*** STORED ROWS

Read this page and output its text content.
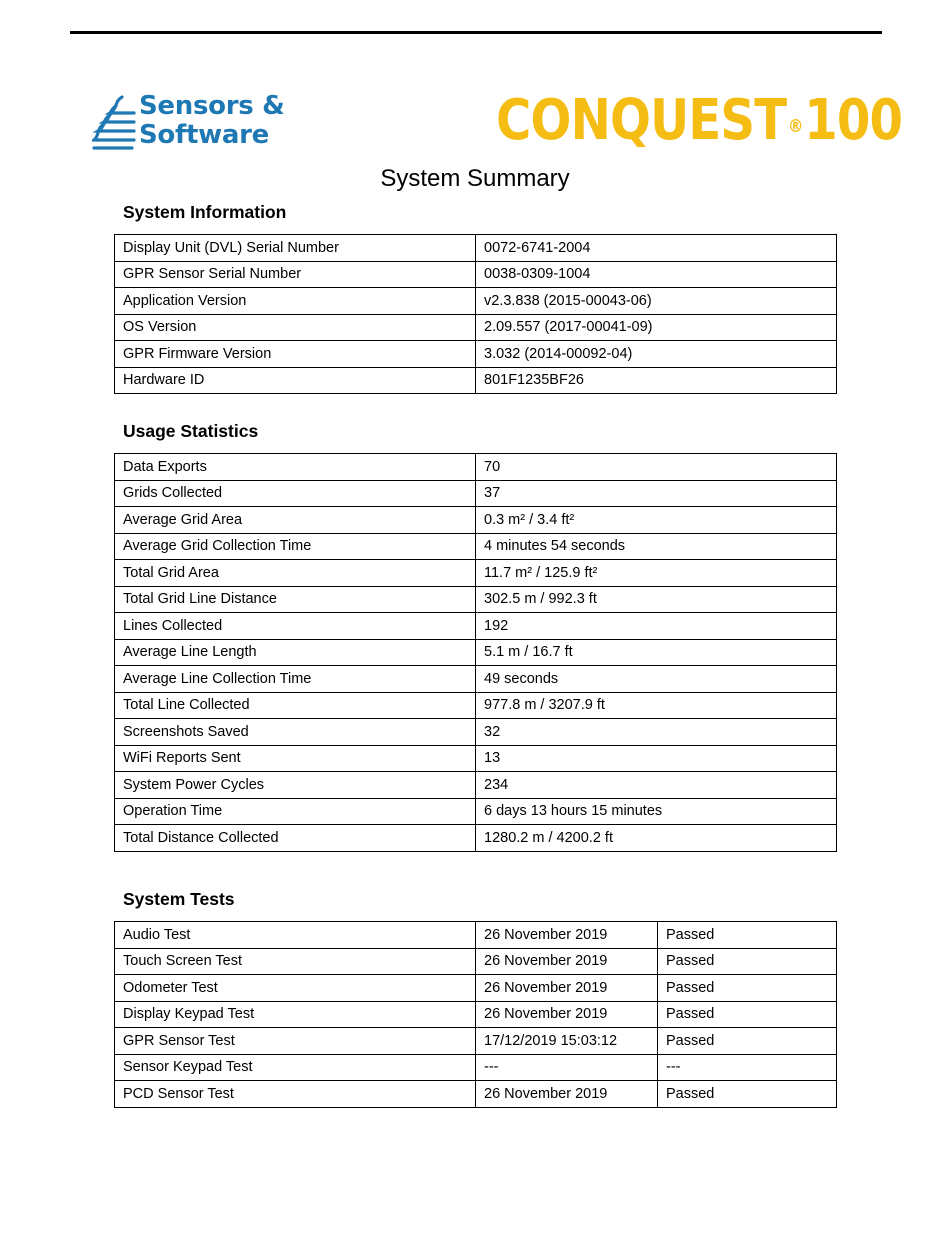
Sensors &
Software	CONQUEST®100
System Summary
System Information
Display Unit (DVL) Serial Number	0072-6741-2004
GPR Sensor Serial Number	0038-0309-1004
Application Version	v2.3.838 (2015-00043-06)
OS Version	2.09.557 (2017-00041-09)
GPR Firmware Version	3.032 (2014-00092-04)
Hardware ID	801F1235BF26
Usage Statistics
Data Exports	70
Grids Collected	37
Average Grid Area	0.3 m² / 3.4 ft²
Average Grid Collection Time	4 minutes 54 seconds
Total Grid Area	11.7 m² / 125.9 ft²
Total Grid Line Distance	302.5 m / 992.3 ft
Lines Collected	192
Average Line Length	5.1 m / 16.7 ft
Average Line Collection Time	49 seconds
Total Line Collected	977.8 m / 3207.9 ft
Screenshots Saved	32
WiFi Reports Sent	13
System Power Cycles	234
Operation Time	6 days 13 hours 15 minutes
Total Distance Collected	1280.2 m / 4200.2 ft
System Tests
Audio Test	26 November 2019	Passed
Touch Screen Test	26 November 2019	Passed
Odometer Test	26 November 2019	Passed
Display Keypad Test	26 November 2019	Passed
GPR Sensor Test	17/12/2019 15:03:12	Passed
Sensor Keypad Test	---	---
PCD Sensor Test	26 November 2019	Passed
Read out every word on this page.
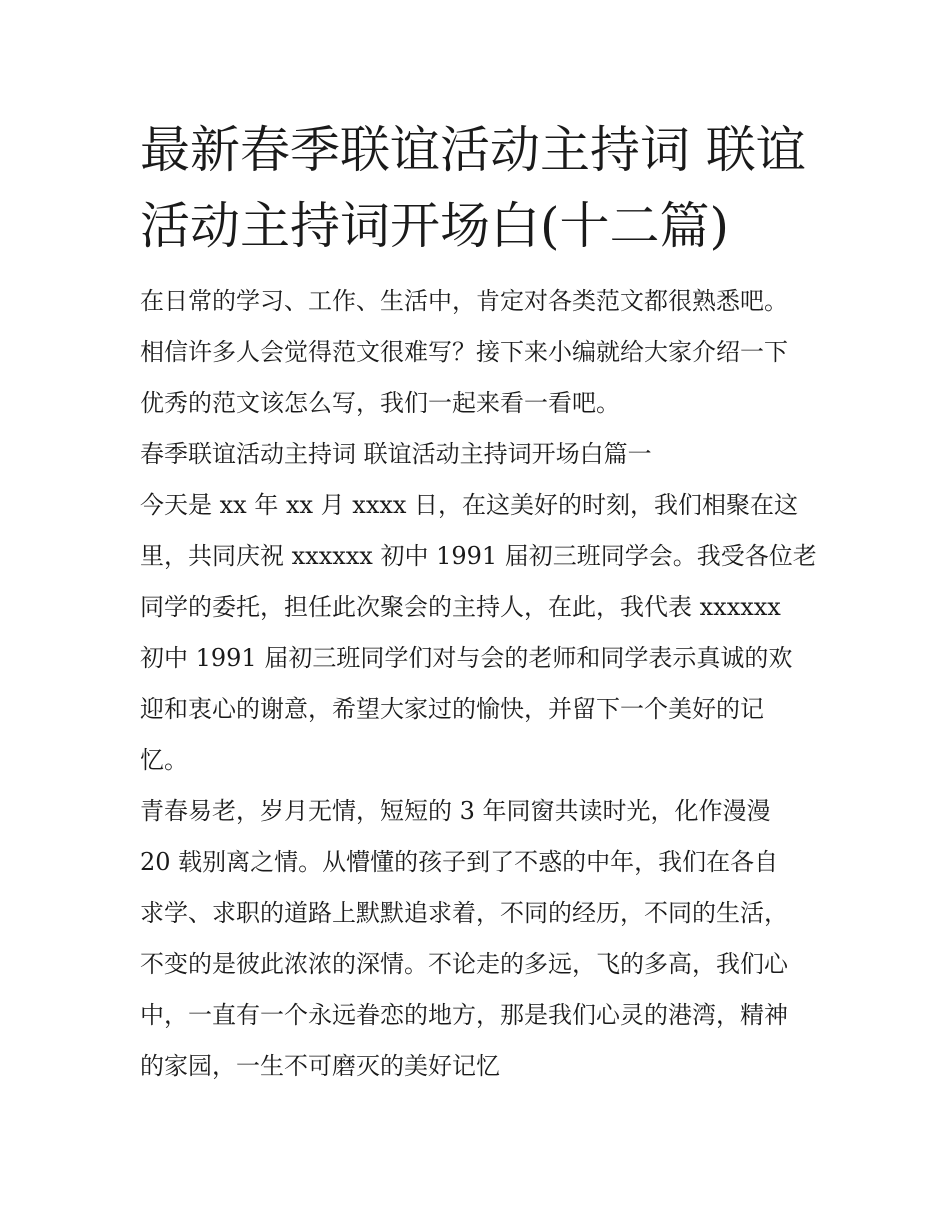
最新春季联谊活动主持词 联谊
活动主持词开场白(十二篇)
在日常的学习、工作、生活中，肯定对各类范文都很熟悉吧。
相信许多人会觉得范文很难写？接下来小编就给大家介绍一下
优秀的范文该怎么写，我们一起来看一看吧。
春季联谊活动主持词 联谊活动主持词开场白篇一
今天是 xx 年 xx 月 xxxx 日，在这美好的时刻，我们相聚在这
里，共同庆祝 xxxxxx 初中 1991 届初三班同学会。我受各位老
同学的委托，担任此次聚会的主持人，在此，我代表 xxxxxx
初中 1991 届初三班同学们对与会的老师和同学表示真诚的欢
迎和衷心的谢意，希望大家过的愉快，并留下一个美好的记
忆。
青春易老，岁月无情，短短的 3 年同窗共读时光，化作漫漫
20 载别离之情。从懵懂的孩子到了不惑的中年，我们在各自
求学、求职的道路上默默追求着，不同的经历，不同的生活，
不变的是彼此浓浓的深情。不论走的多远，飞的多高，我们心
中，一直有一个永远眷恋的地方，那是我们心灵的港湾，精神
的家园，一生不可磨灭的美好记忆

******

### THE EXERCISE
Print each record exactly as it stands, leaving the images out.

### COMPLETED TASK
Read this page and output its text content.
Sensors &
Software	CONQUEST®100
System Summary
System Information
Display Unit (DVL) Serial Number	0072-6741-2004
GPR Sensor Serial Number	0038-0309-1004
Application Version	v2.3.838 (2015-00043-06)
OS Version	2.09.557 (2017-00041-09)
GPR Firmware Version	3.032 (2014-00092-04)
Hardware ID	801F1235BF26
Usage Statistics
Data Exports	70
Grids Collected	37
Average Grid Area	0.3 m² / 3.4 ft²
Average Grid Collection Time	4 minutes 54 seconds
Total Grid Area	11.7 m² / 125.9 ft²
Total Grid Line Distance	302.5 m / 992.3 ft
Lines Collected	192
Average Line Length	5.1 m / 16.7 ft
Average Line Collection Time	49 seconds
Total Line Collected	977.8 m / 3207.9 ft
Screenshots Saved	32
WiFi Reports Sent	13
System Power Cycles	234
Operation Time	6 days 13 hours 15 minutes
Total Distance Collected	1280.2 m / 4200.2 ft
System Tests
Audio Test	26 November 2019	Passed
Touch Screen Test	26 November 2019	Passed
Odometer Test	26 November 2019	Passed
Display Keypad Test	26 November 2019	Passed
GPR Sensor Test	17/12/2019 15:03:12	Passed
Sensor Keypad Test	---	---
PCD Sensor Test	26 November 2019	Passed
Read out every word on this page.
最新春季联谊活动主持词 联谊
活动主持词开场白(十二篇)
在日常的学习、工作、生活中，肯定对各类范文都很熟悉吧。
相信许多人会觉得范文很难写？接下来小编就给大家介绍一下
优秀的范文该怎么写，我们一起来看一看吧。
春季联谊活动主持词 联谊活动主持词开场白篇一
今天是 xx 年 xx 月 xxxx 日，在这美好的时刻，我们相聚在这
里，共同庆祝 xxxxxx 初中 1991 届初三班同学会。我受各位老
同学的委托，担任此次聚会的主持人，在此，我代表 xxxxxx
初中 1991 届初三班同学们对与会的老师和同学表示真诚的欢
迎和衷心的谢意，希望大家过的愉快，并留下一个美好的记
忆。
青春易老，岁月无情，短短的 3 年同窗共读时光，化作漫漫
20 载别离之情。从懵懂的孩子到了不惑的中年，我们在各自
求学、求职的道路上默默追求着，不同的经历，不同的生活，
不变的是彼此浓浓的深情。不论走的多远，飞的多高，我们心
中，一直有一个永远眷恋的地方，那是我们心灵的港湾，精神
的家园，一生不可磨灭的美好记忆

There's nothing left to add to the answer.